YOUR GOAL:
Where a line of the material contains the string "MagicalAnalysis", copy that line.

DATA:
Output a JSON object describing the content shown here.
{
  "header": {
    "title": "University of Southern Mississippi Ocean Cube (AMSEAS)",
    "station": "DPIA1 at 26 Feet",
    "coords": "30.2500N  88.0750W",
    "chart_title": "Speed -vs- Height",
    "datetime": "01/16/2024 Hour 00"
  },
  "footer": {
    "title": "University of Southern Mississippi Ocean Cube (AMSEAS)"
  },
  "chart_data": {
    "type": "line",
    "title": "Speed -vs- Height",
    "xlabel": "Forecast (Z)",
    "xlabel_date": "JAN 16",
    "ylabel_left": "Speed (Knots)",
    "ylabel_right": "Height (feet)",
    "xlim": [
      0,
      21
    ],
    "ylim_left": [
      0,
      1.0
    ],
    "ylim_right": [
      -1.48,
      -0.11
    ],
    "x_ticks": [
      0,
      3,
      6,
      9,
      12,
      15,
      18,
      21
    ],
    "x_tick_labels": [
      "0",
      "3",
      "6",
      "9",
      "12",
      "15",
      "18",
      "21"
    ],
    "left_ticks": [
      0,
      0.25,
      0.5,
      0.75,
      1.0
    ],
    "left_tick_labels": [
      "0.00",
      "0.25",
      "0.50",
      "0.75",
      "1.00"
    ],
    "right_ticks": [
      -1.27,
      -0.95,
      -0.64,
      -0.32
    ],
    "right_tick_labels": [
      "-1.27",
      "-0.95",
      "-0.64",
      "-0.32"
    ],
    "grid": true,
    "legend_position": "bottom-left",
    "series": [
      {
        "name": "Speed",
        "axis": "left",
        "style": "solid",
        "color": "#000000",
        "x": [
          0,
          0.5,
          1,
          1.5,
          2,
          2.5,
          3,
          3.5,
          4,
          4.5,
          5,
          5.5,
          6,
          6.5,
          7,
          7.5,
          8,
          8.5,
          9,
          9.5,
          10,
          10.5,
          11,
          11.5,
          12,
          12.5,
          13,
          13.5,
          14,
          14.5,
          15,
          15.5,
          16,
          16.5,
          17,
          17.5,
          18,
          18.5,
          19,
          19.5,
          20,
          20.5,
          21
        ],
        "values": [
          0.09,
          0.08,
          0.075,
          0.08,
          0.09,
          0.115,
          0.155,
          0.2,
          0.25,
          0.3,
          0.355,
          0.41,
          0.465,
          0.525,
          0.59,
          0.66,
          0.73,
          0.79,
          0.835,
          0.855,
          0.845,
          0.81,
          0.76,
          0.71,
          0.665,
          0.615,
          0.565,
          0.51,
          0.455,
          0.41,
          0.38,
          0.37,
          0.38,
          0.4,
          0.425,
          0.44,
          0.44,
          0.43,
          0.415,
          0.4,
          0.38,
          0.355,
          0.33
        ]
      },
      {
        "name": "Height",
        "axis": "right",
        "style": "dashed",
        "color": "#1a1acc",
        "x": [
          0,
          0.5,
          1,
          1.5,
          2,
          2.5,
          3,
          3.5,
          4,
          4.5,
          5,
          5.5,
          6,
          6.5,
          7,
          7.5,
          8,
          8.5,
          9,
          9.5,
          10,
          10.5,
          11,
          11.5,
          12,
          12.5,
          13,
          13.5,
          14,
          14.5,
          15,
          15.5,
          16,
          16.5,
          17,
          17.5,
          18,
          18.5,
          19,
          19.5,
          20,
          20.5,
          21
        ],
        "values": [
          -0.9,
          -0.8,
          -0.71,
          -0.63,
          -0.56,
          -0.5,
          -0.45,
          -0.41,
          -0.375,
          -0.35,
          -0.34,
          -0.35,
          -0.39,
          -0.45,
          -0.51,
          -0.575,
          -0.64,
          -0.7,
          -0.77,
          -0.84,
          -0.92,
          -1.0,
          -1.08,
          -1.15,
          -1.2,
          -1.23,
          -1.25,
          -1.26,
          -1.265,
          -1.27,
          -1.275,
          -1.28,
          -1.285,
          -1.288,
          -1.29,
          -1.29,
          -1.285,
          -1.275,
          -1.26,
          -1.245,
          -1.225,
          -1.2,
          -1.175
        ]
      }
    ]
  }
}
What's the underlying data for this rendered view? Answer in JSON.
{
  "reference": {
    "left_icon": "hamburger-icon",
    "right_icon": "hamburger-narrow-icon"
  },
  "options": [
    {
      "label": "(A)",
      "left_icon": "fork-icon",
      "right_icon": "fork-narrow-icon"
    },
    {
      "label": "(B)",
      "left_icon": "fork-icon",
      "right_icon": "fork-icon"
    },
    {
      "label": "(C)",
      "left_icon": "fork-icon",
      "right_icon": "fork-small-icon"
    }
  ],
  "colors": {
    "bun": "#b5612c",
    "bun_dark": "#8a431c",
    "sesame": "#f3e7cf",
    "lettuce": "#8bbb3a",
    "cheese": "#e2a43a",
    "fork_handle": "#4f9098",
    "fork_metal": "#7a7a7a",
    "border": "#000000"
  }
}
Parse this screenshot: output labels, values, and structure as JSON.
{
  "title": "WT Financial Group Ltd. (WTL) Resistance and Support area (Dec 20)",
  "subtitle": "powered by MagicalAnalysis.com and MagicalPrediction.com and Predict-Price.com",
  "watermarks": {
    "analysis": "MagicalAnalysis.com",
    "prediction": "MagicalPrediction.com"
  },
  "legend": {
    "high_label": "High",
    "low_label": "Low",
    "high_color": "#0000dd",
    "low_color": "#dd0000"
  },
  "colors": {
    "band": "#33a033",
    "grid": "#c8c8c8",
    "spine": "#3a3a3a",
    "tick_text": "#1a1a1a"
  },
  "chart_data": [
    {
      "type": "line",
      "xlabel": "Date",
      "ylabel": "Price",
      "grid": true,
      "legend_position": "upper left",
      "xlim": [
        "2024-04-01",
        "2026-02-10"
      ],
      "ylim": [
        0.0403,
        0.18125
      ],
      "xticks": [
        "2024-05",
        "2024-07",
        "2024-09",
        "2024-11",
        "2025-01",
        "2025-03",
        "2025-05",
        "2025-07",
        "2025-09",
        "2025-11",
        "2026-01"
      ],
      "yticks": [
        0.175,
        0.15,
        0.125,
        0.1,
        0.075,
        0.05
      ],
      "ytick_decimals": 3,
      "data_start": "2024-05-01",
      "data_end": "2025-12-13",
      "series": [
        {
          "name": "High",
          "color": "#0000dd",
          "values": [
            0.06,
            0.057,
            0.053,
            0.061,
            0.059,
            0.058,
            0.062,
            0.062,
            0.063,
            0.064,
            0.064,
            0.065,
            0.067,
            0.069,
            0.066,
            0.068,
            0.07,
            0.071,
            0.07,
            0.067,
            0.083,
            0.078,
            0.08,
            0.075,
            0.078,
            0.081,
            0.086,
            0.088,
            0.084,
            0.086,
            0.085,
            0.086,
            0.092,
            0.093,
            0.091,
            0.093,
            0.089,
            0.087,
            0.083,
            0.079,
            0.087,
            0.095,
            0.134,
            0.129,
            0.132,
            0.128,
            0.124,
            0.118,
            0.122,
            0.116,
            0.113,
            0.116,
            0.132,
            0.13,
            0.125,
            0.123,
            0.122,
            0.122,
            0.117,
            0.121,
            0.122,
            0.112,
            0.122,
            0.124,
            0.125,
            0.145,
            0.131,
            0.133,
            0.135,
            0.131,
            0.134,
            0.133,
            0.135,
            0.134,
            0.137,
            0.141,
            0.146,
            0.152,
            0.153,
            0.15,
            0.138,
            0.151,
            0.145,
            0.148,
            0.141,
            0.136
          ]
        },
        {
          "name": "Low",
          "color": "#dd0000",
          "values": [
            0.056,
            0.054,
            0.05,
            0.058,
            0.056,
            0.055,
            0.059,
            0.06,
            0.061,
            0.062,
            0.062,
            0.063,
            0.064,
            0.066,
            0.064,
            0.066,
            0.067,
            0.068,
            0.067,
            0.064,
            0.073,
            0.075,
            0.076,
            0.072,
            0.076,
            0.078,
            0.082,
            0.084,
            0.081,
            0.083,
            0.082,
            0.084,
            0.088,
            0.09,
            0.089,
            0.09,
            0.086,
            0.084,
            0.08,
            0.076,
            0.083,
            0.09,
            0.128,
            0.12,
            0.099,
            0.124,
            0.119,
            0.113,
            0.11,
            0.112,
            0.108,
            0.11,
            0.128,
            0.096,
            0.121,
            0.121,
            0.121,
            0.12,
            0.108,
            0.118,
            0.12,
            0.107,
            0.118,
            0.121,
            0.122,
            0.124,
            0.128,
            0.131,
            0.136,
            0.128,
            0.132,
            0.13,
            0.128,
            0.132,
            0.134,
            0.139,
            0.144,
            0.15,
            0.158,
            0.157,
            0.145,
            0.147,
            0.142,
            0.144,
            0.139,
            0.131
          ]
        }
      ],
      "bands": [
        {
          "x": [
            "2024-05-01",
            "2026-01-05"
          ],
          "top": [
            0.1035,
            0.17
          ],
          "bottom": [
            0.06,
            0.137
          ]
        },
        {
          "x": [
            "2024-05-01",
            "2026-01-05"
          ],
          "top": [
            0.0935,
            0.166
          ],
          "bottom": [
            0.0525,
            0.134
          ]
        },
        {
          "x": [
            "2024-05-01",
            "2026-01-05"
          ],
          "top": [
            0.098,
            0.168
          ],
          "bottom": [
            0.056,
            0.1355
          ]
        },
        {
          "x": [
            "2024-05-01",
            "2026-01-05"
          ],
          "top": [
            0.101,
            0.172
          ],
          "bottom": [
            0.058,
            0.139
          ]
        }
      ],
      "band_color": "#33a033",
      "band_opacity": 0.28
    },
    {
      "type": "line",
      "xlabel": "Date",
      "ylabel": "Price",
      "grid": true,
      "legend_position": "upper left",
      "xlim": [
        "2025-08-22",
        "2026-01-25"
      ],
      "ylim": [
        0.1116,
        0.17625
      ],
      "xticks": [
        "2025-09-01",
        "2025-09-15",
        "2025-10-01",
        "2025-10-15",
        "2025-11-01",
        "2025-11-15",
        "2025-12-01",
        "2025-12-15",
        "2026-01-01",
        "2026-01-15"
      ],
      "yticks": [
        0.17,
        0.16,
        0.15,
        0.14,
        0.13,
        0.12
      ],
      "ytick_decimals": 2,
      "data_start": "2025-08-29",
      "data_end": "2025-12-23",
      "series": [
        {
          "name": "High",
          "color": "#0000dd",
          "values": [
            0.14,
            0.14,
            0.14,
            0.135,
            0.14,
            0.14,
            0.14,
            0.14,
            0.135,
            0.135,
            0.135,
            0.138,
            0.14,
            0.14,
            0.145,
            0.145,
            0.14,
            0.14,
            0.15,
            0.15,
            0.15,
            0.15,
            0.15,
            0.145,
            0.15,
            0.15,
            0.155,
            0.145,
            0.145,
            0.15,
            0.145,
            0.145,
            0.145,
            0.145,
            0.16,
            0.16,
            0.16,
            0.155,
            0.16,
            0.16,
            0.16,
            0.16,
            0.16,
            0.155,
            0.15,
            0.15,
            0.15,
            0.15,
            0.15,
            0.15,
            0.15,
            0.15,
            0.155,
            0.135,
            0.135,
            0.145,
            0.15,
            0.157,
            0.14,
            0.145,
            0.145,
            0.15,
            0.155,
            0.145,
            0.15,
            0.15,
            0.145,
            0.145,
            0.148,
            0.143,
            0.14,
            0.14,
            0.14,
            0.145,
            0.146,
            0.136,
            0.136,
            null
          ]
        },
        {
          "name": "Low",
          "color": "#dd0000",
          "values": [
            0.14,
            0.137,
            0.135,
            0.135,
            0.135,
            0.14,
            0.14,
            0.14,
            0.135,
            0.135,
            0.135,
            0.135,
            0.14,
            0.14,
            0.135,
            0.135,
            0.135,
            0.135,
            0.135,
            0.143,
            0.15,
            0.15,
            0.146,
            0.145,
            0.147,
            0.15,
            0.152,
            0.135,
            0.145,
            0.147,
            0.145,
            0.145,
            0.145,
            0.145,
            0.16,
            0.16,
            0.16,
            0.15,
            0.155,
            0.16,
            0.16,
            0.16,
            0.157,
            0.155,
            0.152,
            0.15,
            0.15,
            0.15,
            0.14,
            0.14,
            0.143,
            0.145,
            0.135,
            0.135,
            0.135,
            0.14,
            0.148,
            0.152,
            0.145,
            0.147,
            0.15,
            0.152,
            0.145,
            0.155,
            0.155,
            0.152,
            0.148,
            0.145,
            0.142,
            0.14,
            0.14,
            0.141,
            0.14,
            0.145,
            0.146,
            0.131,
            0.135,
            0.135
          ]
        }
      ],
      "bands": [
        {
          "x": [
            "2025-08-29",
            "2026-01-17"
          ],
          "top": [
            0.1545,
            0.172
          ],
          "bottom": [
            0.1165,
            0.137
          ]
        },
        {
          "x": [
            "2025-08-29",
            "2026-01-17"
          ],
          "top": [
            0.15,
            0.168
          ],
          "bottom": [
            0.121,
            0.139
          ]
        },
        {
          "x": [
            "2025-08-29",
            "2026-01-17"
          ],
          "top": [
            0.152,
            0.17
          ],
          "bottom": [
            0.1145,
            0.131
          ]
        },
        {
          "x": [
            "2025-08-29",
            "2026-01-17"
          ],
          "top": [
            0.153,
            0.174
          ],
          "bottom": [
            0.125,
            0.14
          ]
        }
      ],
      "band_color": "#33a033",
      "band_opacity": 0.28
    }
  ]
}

TASK SOLUTION:
  "subtitle": "powered by MagicalAnalysis.com and MagicalPrediction.com and Predict-Price.com",
    "analysis": "MagicalAnalysis.com",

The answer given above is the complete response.